### A fazer:
1. Cite o texto sobre Marcel Proust e Autran Dourado na íntegra, sem mudar nada.
2. Imprima as linhas de todas as entradas tal como estão, sem qualquer alteração.

### Seção de texto:
Marcel Proust |
Os
leigos, espectadores e torcedores pouco sabem o que custou para lhes
proporcionar momentos de enorme emoção e alegria. Para abrir o tema, uma frase
de Marcel Proust (1871-1922): “jamais o mundo saberá o quanto sofreram e o
quanto lhes deve por nos terem dado tudo o que deram”. Serve também às
bailarinas, com seus treinos de seis, oito horas diárias, dia após dia, em
busca do gradus ad Parnassum (degraus
do Paraíso, da perfeição), para aquele curto tempo de realização sobre um
palco, seu altar. O atleta passa muitas horas, todos os dias, buscando melhorar
sua performance, décimos de segundo a menos; para o instrumentista, o tempo é
mais flexível pela maleabilidade da matéria musical.
Autran Dourado: trabalho metódico |
Meu
pai, o escritor Autran Dourado, dizia que não acreditava em inspiração, mas em “ideia
súbita”. E as anotava volta e meia em cartõezinhos que levava no bolso. A
literatura, mesmo, era trabalho de operário, de “formiguinha”, como a ele se
referiu o crítico Humberto Wernek: com hora marcada para começar, bem cedo, hora
para sair para seu ganha-pão. Dizia papai que quem vive de livros no Brasil, é
livreiro, vigarista ou impostor, nunca um literato.

### Linhas de dados:
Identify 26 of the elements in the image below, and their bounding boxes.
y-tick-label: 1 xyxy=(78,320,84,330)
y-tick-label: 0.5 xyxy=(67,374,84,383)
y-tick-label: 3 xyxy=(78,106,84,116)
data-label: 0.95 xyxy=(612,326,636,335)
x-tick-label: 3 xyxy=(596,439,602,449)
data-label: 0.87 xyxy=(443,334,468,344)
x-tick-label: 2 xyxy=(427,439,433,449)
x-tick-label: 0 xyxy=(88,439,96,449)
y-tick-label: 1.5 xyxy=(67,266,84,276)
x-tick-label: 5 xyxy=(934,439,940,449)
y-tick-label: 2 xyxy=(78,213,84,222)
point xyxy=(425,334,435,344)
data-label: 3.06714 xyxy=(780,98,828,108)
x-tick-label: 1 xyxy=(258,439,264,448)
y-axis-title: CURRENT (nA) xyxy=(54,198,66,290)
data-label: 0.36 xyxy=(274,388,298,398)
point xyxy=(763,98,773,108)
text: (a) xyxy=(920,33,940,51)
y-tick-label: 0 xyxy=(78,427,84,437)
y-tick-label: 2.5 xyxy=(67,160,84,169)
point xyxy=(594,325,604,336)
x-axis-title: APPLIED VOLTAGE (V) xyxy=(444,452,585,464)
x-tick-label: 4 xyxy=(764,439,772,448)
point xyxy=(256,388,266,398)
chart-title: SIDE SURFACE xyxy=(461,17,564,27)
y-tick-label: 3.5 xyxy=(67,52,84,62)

### Respostas abaixo:
1.
Marcel Proust |
Os
leigos, espectadores e torcedores pouco sabem o que custou para lhes
proporcionar momentos de enorme emoção e alegria. Para abrir o tema, uma frase
de Marcel Proust (1871-1922): “jamais o mundo saberá o quanto sofreram e o
quanto lhes deve por nos terem dado tudo o que deram”. Serve também às
bailarinas, com seus treinos de seis, oito horas diárias, dia após dia, em
busca do gradus ad Parnassum (degraus
do Paraíso, da perfeição), para aquele curto tempo de realização sobre um
palco, seu altar. O atleta passa muitas horas, todos os dias, buscando melhorar
sua performance, décimos de segundo a menos; para o instrumentista, o tempo é
mais flexível pela maleabilidade da matéria musical.
Autran Dourado: trabalho metódico |
Meu
pai, o escritor Autran Dourado, dizia que não acreditava em inspiração, mas em “ideia
súbita”. E as anotava volta e meia em cartõezinhos que levava no bolso. A
literatura, mesmo, era trabalho de operário, de “formiguinha”, como a ele se
referiu o crítico Humberto Wernek: com hora marcada para começar, bem cedo, hora
para sair para seu ganha-pão. Dizia papai que quem vive de livros no Brasil, é
livreiro, vigarista ou impostor, nunca um literato.

2.
Identify 26 of the elements in the image below, and their bounding boxes.
y-tick-label: 1 xyxy=(78,320,84,330)
y-tick-label: 0.5 xyxy=(67,374,84,383)
y-tick-label: 3 xyxy=(78,106,84,116)
data-label: 0.95 xyxy=(612,326,636,335)
x-tick-label: 3 xyxy=(596,439,602,449)
data-label: 0.87 xyxy=(443,334,468,344)
x-tick-label: 2 xyxy=(427,439,433,449)
x-tick-label: 0 xyxy=(88,439,96,449)
y-tick-label: 1.5 xyxy=(67,266,84,276)
x-tick-label: 5 xyxy=(934,439,940,449)
y-tick-label: 2 xyxy=(78,213,84,222)
point xyxy=(425,334,435,344)
data-label: 3.06714 xyxy=(780,98,828,108)
x-tick-label: 1 xyxy=(258,439,264,448)
y-axis-title: CURRENT (nA) xyxy=(54,198,66,290)
data-label: 0.36 xyxy=(274,388,298,398)
point xyxy=(763,98,773,108)
text: (a) xyxy=(920,33,940,51)
y-tick-label: 0 xyxy=(78,427,84,437)
y-tick-label: 2.5 xyxy=(67,160,84,169)
point xyxy=(594,325,604,336)
x-axis-title: APPLIED VOLTAGE (V) xyxy=(444,452,585,464)
x-tick-label: 4 xyxy=(764,439,772,448)
point xyxy=(256,388,266,398)
chart-title: SIDE SURFACE xyxy=(461,17,564,27)
y-tick-label: 3.5 xyxy=(67,52,84,62)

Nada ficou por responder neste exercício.